## The problem
Exactly the lines from the one containing "Transcribe the text in this document." through the end of the data below are to be reproduced, and nothing besides them.

+++ Data to use

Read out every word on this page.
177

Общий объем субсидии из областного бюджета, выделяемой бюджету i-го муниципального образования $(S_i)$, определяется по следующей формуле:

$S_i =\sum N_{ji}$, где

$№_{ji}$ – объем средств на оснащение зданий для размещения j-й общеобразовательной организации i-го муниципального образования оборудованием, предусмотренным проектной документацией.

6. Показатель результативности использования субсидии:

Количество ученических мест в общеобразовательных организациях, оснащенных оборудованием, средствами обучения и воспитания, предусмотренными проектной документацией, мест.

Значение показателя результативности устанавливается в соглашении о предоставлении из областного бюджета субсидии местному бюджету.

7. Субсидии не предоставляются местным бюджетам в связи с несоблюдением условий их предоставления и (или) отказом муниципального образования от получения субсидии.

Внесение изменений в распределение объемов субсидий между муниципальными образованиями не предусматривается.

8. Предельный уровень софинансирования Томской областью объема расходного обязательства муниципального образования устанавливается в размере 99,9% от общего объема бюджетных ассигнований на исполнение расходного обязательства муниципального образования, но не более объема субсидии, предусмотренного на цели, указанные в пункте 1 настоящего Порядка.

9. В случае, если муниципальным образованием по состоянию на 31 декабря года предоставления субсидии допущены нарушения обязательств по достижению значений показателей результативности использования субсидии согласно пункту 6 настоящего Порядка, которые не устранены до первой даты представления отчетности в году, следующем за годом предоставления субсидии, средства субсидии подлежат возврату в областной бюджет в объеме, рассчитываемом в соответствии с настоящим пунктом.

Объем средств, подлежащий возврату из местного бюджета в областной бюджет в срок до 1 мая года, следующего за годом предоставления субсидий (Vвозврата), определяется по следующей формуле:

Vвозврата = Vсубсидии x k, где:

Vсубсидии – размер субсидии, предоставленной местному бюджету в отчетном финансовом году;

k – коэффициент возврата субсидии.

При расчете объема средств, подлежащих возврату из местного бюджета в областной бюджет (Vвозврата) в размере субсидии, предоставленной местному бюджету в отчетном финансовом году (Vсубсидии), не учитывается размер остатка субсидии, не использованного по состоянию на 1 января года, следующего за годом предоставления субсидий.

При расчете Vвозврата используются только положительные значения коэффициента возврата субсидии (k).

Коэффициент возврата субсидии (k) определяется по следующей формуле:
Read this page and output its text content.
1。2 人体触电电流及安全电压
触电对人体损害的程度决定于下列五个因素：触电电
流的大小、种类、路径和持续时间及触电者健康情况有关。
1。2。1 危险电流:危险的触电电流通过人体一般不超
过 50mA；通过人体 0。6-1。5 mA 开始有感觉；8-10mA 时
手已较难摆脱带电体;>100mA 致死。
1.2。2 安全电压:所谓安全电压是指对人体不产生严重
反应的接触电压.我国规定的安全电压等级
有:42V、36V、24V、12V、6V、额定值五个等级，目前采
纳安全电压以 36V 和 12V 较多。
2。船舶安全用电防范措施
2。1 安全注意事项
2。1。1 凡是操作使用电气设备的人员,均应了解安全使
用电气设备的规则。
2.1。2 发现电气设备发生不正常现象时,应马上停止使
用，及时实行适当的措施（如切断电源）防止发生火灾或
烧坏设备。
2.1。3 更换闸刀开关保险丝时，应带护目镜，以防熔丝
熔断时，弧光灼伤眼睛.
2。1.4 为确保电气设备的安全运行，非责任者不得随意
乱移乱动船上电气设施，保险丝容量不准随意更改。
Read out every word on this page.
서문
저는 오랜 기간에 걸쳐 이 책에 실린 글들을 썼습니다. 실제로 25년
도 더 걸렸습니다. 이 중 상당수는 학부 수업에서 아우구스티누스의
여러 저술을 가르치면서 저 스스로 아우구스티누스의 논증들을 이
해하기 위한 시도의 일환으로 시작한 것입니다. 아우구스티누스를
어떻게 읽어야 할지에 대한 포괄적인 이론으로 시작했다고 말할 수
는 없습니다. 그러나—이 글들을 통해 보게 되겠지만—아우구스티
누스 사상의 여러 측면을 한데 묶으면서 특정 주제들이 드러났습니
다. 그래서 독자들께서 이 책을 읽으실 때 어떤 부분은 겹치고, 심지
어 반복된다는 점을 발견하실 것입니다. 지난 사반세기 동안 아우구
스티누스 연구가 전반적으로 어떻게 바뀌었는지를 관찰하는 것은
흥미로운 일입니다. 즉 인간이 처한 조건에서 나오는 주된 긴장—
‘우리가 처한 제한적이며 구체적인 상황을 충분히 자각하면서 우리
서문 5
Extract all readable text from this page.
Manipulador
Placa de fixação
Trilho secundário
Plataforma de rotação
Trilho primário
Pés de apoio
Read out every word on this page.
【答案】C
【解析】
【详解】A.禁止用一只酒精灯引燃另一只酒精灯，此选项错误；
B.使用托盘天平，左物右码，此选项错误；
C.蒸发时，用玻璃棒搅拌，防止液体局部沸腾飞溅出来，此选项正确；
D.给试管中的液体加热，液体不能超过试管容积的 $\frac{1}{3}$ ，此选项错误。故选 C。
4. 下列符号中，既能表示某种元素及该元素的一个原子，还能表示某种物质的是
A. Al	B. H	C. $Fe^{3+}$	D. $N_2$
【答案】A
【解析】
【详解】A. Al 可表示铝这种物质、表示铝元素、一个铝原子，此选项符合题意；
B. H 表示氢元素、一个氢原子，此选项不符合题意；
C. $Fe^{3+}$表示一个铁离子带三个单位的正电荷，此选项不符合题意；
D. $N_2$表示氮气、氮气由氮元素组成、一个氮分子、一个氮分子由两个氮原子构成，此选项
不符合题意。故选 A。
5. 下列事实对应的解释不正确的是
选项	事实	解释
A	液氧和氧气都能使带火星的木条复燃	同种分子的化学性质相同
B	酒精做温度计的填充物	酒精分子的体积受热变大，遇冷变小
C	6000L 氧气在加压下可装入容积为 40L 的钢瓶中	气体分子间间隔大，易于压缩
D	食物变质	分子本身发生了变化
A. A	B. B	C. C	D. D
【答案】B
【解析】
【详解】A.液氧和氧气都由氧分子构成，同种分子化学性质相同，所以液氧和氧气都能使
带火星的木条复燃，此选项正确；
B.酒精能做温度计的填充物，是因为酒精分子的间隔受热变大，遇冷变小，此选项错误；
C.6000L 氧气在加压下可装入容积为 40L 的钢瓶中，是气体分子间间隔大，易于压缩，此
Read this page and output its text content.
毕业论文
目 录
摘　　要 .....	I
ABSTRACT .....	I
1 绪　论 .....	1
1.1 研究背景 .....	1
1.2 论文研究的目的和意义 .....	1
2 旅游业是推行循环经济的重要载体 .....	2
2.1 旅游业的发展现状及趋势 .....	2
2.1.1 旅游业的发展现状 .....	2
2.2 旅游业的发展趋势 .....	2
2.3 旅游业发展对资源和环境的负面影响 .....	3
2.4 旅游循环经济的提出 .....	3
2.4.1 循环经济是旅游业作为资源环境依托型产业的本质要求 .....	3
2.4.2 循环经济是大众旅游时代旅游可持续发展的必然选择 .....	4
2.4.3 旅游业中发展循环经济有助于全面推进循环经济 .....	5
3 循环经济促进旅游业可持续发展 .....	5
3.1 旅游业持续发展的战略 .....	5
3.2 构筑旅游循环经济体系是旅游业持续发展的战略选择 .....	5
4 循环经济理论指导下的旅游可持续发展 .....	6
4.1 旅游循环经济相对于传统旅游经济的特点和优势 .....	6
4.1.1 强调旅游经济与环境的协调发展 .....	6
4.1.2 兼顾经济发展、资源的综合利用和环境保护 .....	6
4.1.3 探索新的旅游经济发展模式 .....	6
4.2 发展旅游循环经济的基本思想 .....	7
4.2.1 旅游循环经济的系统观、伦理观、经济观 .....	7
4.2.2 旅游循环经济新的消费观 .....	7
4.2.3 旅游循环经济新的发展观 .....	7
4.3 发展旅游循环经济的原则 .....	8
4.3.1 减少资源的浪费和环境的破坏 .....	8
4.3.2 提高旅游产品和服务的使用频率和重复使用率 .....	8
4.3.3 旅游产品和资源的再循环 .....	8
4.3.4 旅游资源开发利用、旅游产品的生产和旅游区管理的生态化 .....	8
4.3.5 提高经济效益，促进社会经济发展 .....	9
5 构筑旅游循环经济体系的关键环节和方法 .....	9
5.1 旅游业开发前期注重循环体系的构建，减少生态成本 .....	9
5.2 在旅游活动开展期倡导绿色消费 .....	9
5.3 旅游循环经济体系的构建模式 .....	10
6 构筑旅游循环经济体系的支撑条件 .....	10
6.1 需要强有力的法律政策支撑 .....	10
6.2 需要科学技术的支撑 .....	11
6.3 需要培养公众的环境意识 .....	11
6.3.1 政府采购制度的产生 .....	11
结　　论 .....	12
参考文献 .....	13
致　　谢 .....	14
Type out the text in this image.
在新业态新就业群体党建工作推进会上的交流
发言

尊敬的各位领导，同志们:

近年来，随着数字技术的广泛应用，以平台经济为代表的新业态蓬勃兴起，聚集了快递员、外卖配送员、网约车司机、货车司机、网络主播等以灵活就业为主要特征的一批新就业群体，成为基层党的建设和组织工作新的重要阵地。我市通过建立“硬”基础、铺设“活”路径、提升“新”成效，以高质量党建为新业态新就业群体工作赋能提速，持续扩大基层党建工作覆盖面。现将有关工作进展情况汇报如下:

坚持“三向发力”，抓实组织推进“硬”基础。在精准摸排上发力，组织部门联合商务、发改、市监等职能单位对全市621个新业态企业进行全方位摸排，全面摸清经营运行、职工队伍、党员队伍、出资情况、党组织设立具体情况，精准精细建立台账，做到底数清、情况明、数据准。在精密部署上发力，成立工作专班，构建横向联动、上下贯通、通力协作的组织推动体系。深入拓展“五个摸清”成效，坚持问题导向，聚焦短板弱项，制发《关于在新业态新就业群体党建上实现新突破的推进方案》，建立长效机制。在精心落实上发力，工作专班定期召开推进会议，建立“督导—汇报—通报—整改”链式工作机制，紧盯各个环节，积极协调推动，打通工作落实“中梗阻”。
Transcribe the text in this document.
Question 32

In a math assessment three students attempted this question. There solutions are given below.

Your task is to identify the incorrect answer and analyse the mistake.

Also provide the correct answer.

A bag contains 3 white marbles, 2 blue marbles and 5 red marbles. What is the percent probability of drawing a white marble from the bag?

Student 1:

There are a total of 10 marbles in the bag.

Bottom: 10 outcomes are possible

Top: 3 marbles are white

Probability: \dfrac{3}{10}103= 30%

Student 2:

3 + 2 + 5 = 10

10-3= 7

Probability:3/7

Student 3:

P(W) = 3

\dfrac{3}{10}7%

++++++

## Result of this exercise
Transcribe the text in this document.
Question 32

In a math assessment three students attempted this question. There solutions are given below.

Your task is to identify the incorrect answer and analyse the mistake.

Also provide the correct answer.

A bag contains 3 white marbles, 2 blue marbles and 5 red marbles. What is the percent probability of drawing a white marble from the bag?

Student 1:

There are a total of 10 marbles in the bag.

Bottom: 10 outcomes are possible

Top: 3 marbles are white

Probability: \dfrac{3}{10}103= 30%

Student 2:

3 + 2 + 5 = 10

10-3= 7

Probability:3/7

Student 3:

P(W) = 3

\dfrac{3}{10}7%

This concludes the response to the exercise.